__Exercise materials__.
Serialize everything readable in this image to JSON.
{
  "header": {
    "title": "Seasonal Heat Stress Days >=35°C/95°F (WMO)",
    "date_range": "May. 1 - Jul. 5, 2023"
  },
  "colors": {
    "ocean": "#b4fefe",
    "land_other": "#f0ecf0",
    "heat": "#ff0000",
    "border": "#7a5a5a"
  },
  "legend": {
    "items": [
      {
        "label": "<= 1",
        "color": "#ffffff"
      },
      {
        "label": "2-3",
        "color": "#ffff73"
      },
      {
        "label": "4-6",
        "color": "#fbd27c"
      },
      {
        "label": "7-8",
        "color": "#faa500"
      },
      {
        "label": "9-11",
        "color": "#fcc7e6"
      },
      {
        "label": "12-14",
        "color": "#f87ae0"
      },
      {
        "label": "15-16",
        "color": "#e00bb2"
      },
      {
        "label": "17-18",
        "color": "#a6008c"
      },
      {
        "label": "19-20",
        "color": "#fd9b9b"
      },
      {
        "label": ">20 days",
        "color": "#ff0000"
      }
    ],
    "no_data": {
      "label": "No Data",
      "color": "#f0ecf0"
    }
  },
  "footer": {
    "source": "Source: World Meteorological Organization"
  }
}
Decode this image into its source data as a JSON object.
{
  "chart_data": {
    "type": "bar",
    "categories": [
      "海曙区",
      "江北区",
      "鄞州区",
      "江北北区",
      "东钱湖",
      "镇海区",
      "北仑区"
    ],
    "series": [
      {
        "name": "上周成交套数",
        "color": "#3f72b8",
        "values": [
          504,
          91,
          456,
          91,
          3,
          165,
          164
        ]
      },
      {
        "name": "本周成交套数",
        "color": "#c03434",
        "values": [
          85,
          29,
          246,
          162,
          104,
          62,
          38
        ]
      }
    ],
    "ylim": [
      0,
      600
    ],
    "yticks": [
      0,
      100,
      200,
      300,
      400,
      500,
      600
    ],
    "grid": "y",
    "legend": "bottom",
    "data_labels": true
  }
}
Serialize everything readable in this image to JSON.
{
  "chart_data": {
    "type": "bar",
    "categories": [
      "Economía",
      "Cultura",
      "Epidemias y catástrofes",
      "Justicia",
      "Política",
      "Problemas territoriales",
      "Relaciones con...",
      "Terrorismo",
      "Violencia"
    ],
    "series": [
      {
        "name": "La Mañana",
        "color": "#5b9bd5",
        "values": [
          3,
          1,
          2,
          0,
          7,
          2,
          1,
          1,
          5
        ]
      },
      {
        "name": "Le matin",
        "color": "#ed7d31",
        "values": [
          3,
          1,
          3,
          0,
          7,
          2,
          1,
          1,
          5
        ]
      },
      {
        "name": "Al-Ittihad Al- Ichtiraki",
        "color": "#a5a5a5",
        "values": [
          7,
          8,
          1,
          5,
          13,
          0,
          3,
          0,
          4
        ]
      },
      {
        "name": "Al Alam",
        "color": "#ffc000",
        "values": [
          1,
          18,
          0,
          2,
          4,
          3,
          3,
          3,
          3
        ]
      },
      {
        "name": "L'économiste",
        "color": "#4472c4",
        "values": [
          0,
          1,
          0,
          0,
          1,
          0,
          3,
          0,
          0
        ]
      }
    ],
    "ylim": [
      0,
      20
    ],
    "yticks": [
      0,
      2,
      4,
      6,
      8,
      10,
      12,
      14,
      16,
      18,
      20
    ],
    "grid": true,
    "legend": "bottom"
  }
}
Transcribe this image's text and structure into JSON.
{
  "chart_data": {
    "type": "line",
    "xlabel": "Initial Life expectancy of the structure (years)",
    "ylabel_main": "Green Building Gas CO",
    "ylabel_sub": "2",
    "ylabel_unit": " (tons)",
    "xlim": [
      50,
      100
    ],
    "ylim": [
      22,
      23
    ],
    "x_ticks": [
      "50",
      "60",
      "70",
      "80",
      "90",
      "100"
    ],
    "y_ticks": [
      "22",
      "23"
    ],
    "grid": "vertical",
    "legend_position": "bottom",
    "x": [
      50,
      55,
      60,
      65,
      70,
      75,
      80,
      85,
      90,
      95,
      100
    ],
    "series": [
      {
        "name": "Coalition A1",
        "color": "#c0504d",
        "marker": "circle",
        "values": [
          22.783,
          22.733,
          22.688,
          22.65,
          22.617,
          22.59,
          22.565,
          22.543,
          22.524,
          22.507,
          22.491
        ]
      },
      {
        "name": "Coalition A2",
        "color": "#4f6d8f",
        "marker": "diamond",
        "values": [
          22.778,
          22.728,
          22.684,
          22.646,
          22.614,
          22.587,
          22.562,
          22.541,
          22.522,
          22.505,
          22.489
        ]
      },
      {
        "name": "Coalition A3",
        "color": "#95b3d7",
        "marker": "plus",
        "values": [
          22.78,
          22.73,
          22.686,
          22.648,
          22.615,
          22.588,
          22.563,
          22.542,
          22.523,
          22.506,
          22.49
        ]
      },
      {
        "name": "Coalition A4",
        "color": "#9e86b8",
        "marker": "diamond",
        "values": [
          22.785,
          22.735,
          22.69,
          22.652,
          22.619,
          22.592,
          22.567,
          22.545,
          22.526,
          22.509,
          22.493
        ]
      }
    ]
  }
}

__Task to complete__. Send back all of the entries exactly, with nothing missing.

__The answer__.
Serialize everything readable in this image to JSON.
{
  "header": {
    "title": "Seasonal Heat Stress Days >=35°C/95°F (WMO)",
    "date_range": "May. 1 - Jul. 5, 2023"
  },
  "colors": {
    "ocean": "#b4fefe",
    "land_other": "#f0ecf0",
    "heat": "#ff0000",
    "border": "#7a5a5a"
  },
  "legend": {
    "items": [
      {
        "label": "<= 1",
        "color": "#ffffff"
      },
      {
        "label": "2-3",
        "color": "#ffff73"
      },
      {
        "label": "4-6",
        "color": "#fbd27c"
      },
      {
        "label": "7-8",
        "color": "#faa500"
      },
      {
        "label": "9-11",
        "color": "#fcc7e6"
      },
      {
        "label": "12-14",
        "color": "#f87ae0"
      },
      {
        "label": "15-16",
        "color": "#e00bb2"
      },
      {
        "label": "17-18",
        "color": "#a6008c"
      },
      {
        "label": "19-20",
        "color": "#fd9b9b"
      },
      {
        "label": ">20 days",
        "color": "#ff0000"
      }
    ],
    "no_data": {
      "label": "No Data",
      "color": "#f0ecf0"
    }
  },
  "footer": {
    "source": "Source: World Meteorological Organization"
  }
}
Decode this image into its source data as a JSON object.
{
  "chart_data": {
    "type": "bar",
    "categories": [
      "海曙区",
      "江北区",
      "鄞州区",
      "江北北区",
      "东钱湖",
      "镇海区",
      "北仑区"
    ],
    "series": [
      {
        "name": "上周成交套数",
        "color": "#3f72b8",
        "values": [
          504,
          91,
          456,
          91,
          3,
          165,
          164
        ]
      },
      {
        "name": "本周成交套数",
        "color": "#c03434",
        "values": [
          85,
          29,
          246,
          162,
          104,
          62,
          38
        ]
      }
    ],
    "ylim": [
      0,
      600
    ],
    "yticks": [
      0,
      100,
      200,
      300,
      400,
      500,
      600
    ],
    "grid": "y",
    "legend": "bottom",
    "data_labels": true
  }
}
Serialize everything readable in this image to JSON.
{
  "chart_data": {
    "type": "bar",
    "categories": [
      "Economía",
      "Cultura",
      "Epidemias y catástrofes",
      "Justicia",
      "Política",
      "Problemas territoriales",
      "Relaciones con...",
      "Terrorismo",
      "Violencia"
    ],
    "series": [
      {
        "name": "La Mañana",
        "color": "#5b9bd5",
        "values": [
          3,
          1,
          2,
          0,
          7,
          2,
          1,
          1,
          5
        ]
      },
      {
        "name": "Le matin",
        "color": "#ed7d31",
        "values": [
          3,
          1,
          3,
          0,
          7,
          2,
          1,
          1,
          5
        ]
      },
      {
        "name": "Al-Ittihad Al- Ichtiraki",
        "color": "#a5a5a5",
        "values": [
          7,
          8,
          1,
          5,
          13,
          0,
          3,
          0,
          4
        ]
      },
      {
        "name": "Al Alam",
        "color": "#ffc000",
        "values": [
          1,
          18,
          0,
          2,
          4,
          3,
          3,
          3,
          3
        ]
      },
      {
        "name": "L'économiste",
        "color": "#4472c4",
        "values": [
          0,
          1,
          0,
          0,
          1,
          0,
          3,
          0,
          0
        ]
      }
    ],
    "ylim": [
      0,
      20
    ],
    "yticks": [
      0,
      2,
      4,
      6,
      8,
      10,
      12,
      14,
      16,
      18,
      20
    ],
    "grid": true,
    "legend": "bottom"
  }
}
Transcribe this image's text and structure into JSON.
{
  "chart_data": {
    "type": "line",
    "xlabel": "Initial Life expectancy of the structure (years)",
    "ylabel_main": "Green Building Gas CO",
    "ylabel_sub": "2",
    "ylabel_unit": " (tons)",
    "xlim": [
      50,
      100
    ],
    "ylim": [
      22,
      23
    ],
    "x_ticks": [
      "50",
      "60",
      "70",
      "80",
      "90",
      "100"
    ],
    "y_ticks": [
      "22",
      "23"
    ],
    "grid": "vertical",
    "legend_position": "bottom",
    "x": [
      50,
      55,
      60,
      65,
      70,
      75,
      80,
      85,
      90,
      95,
      100
    ],
    "series": [
      {
        "name": "Coalition A1",
        "color": "#c0504d",
        "marker": "circle",
        "values": [
          22.783,
          22.733,
          22.688,
          22.65,
          22.617,
          22.59,
          22.565,
          22.543,
          22.524,
          22.507,
          22.491
        ]
      },
      {
        "name": "Coalition A2",
        "color": "#4f6d8f",
        "marker": "diamond",
        "values": [
          22.778,
          22.728,
          22.684,
          22.646,
          22.614,
          22.587,
          22.562,
          22.541,
          22.522,
          22.505,
          22.489
        ]
      },
      {
        "name": "Coalition A3",
        "color": "#95b3d7",
        "marker": "plus",
        "values": [
          22.78,
          22.73,
          22.686,
          22.648,
          22.615,
          22.588,
          22.563,
          22.542,
          22.523,
          22.506,
          22.49
        ]
      },
      {
        "name": "Coalition A4",
        "color": "#9e86b8",
        "marker": "diamond",
        "values": [
          22.785,
          22.735,
          22.69,
          22.652,
          22.619,
          22.592,
          22.567,
          22.545,
          22.526,
          22.509,
          22.493
        ]
      }
    ]
  }
}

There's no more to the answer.